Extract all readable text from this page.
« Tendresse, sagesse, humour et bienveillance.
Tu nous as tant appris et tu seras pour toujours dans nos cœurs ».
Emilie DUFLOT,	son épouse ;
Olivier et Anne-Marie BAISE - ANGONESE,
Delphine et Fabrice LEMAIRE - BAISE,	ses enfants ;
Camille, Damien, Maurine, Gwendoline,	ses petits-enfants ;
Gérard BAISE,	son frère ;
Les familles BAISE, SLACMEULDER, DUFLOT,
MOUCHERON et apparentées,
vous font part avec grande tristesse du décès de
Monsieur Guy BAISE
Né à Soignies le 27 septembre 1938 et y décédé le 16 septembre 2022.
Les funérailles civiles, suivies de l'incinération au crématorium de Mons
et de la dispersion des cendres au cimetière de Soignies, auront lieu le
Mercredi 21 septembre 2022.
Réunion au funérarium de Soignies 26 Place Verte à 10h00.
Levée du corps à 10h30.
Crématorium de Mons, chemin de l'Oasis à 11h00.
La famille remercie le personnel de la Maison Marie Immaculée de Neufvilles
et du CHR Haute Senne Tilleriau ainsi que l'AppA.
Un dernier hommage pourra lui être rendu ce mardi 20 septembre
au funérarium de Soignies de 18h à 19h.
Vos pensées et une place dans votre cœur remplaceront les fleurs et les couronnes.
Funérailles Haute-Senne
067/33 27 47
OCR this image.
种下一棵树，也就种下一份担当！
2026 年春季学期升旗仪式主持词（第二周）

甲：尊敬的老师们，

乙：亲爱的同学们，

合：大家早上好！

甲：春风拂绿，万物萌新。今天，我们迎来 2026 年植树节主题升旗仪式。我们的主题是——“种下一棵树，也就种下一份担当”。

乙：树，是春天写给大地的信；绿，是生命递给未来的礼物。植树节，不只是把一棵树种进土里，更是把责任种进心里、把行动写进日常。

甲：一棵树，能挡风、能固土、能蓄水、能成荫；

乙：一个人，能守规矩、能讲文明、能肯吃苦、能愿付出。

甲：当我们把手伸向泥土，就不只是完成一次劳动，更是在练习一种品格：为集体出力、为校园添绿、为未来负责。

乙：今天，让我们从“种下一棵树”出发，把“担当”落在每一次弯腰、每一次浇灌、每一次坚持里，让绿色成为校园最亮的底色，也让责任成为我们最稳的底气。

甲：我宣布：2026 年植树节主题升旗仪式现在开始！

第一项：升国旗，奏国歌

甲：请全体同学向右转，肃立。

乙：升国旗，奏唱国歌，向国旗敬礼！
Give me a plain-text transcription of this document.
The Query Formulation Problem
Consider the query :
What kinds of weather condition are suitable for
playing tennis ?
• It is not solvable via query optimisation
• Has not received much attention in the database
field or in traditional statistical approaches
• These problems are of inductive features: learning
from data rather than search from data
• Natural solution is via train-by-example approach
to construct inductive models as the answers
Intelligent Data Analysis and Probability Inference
+--
What is expected:
Extract every line from the one containing "Give me a plain-text" through the last line of the data, inclusive, exactly as written.

Solution for this problem:
Give me a plain-text transcription of this document.
The Query Formulation Problem
Consider the query :
What kinds of weather condition are suitable for
playing tennis ?
• It is not solvable via query optimisation
• Has not received much attention in the database
field or in traditional statistical approaches
• These problems are of inductive features: learning
from data rather than search from data
• Natural solution is via train-by-example approach
to construct inductive models as the answers
Intelligent Data Analysis and Probability Inference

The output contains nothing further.